Write out the entire listing below exactly as it appears, minus any pictures.

(A run of records)
------------------------------
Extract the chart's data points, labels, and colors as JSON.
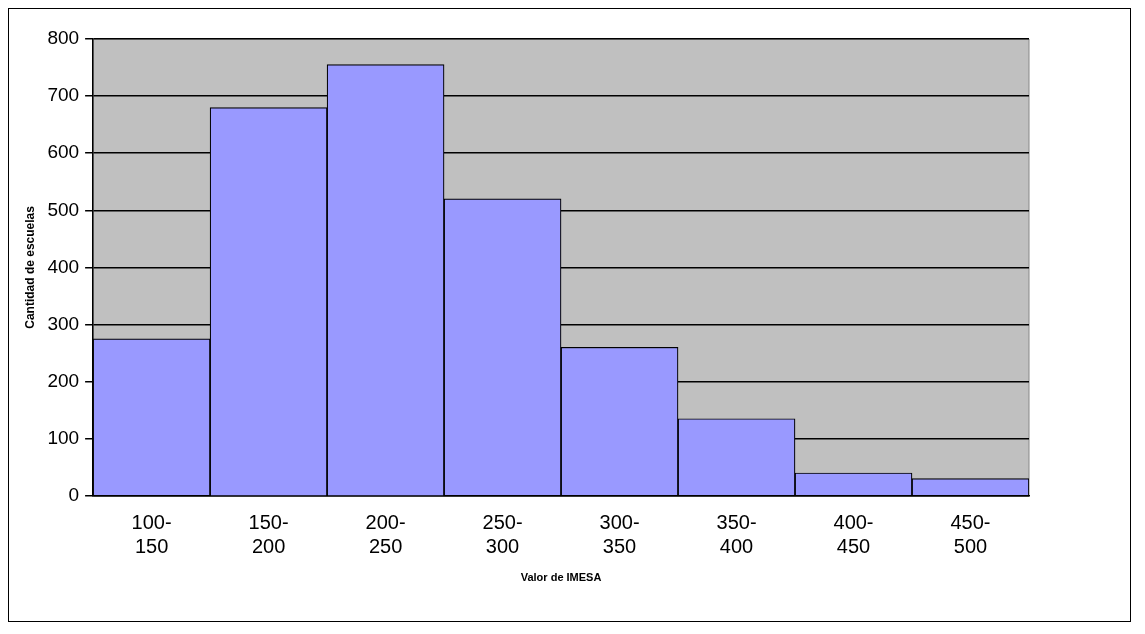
{
  "chart_data": {
    "type": "bar",
    "xlabel": "Valor de IMESA",
    "ylabel": "Cantidad de escuelas",
    "categories": [
      "100-150",
      "150-200",
      "200-250",
      "250-300",
      "300-350",
      "350-400",
      "400-450",
      "450-500"
    ],
    "values": [
      275,
      680,
      755,
      520,
      260,
      135,
      40,
      30
    ],
    "color": "#9999ff",
    "ylim": [
      0,
      800
    ],
    "yticks": [
      0,
      100,
      200,
      300,
      400,
      500,
      600,
      700,
      800
    ],
    "grid": "y",
    "legend": false
  }
}
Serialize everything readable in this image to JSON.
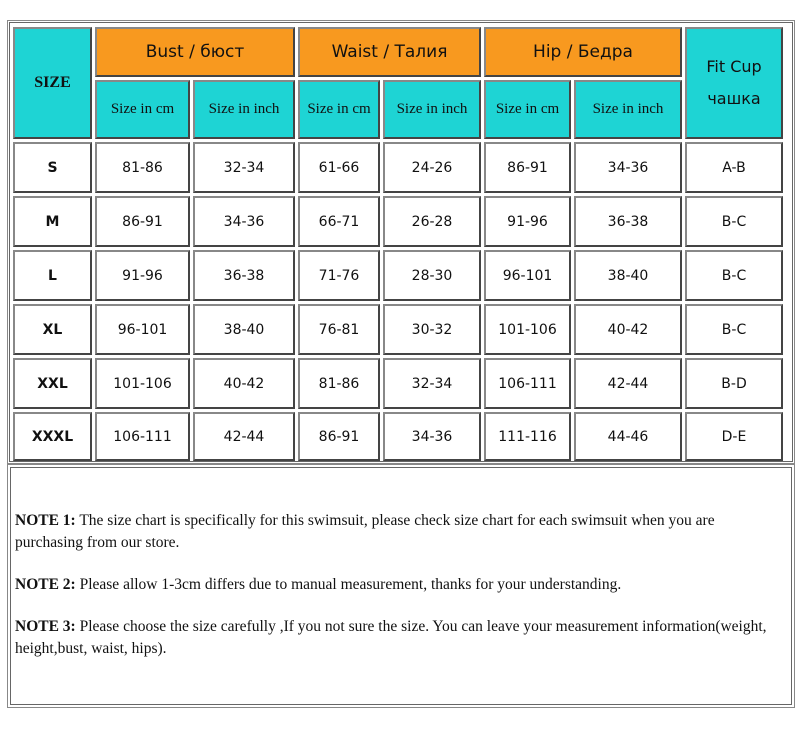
{
  "colors": {
    "header_cyan": "#1ed4d4",
    "header_orange": "#f8991f"
  },
  "header": {
    "size": "SIZE",
    "groups": [
      "Bust / бюст",
      "Waist / Талия",
      "Hip / Бедра"
    ],
    "fit_cup": [
      "Fit Cup",
      "чашка"
    ],
    "sub": [
      "Size in cm",
      "Size in inch",
      "Size in cm",
      "Size in inch",
      "Size in cm",
      "Size in inch"
    ]
  },
  "rows": [
    [
      "S",
      "81-86",
      "32-34",
      "61-66",
      "24-26",
      "86-91",
      "34-36",
      "A-B"
    ],
    [
      "M",
      "86-91",
      "34-36",
      "66-71",
      "26-28",
      "91-96",
      "36-38",
      "B-C"
    ],
    [
      "L",
      "91-96",
      "36-38",
      "71-76",
      "28-30",
      "96-101",
      "38-40",
      "B-C"
    ],
    [
      "XL",
      "96-101",
      "38-40",
      "76-81",
      "30-32",
      "101-106",
      "40-42",
      "B-C"
    ],
    [
      "XXL",
      "101-106",
      "40-42",
      "81-86",
      "32-34",
      "106-111",
      "42-44",
      "B-D"
    ],
    [
      "XXXL",
      "106-111",
      "42-44",
      "86-91",
      "34-36",
      "111-116",
      "44-46",
      "D-E"
    ]
  ],
  "notes": [
    {
      "label": "NOTE 1:",
      "text": " The size chart is specifically for this swimsuit, please check size chart for each swimsuit when you are purchasing from our store."
    },
    {
      "label": "NOTE 2:",
      "text": " Please allow 1-3cm differs due to manual measurement, thanks for your understanding."
    },
    {
      "label": "NOTE 3:",
      "text": " Please choose the size carefully ,If you not sure the size. You can leave your measurement information(weight, height,bust, waist, hips)."
    }
  ]
}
------------------------------
SOLVED EXERCISE:
Extract the chart's data points, labels, and colors as JSON.
{
  "chart_data": {
    "type": "bar",
    "xlabel": "Valor de IMESA",
    "ylabel": "Cantidad de escuelas",
    "categories": [
      "100-150",
      "150-200",
      "200-250",
      "250-300",
      "300-350",
      "350-400",
      "400-450",
      "450-500"
    ],
    "values": [
      275,
      680,
      755,
      520,
      260,
      135,
      40,
      30
    ],
    "color": "#9999ff",
    "ylim": [
      0,
      800
    ],
    "yticks": [
      0,
      100,
      200,
      300,
      400,
      500,
      600,
      700,
      800
    ],
    "grid": "y",
    "legend": false
  }
}
Serialize everything readable in this image to JSON.
{
  "colors": {
    "header_cyan": "#1ed4d4",
    "header_orange": "#f8991f"
  },
  "header": {
    "size": "SIZE",
    "groups": [
      "Bust / бюст",
      "Waist / Талия",
      "Hip / Бедра"
    ],
    "fit_cup": [
      "Fit Cup",
      "чашка"
    ],
    "sub": [
      "Size in cm",
      "Size in inch",
      "Size in cm",
      "Size in inch",
      "Size in cm",
      "Size in inch"
    ]
  },
  "rows": [
    [
      "S",
      "81-86",
      "32-34",
      "61-66",
      "24-26",
      "86-91",
      "34-36",
      "A-B"
    ],
    [
      "M",
      "86-91",
      "34-36",
      "66-71",
      "26-28",
      "91-96",
      "36-38",
      "B-C"
    ],
    [
      "L",
      "91-96",
      "36-38",
      "71-76",
      "28-30",
      "96-101",
      "38-40",
      "B-C"
    ],
    [
      "XL",
      "96-101",
      "38-40",
      "76-81",
      "30-32",
      "101-106",
      "40-42",
      "B-C"
    ],
    [
      "XXL",
      "101-106",
      "40-42",
      "81-86",
      "32-34",
      "106-111",
      "42-44",
      "B-D"
    ],
    [
      "XXXL",
      "106-111",
      "42-44",
      "86-91",
      "34-36",
      "111-116",
      "44-46",
      "D-E"
    ]
  ],
  "notes": [
    {
      "label": "NOTE 1:",
      "text": " The size chart is specifically for this swimsuit, please check size chart for each swimsuit when you are purchasing from our store."
    },
    {
      "label": "NOTE 2:",
      "text": " Please allow 1-3cm differs due to manual measurement, thanks for your understanding."
    },
    {
      "label": "NOTE 3:",
      "text": " Please choose the size carefully ,If you not sure the size. You can leave your measurement information(weight, height,bust, waist, hips)."
    }
  ]
}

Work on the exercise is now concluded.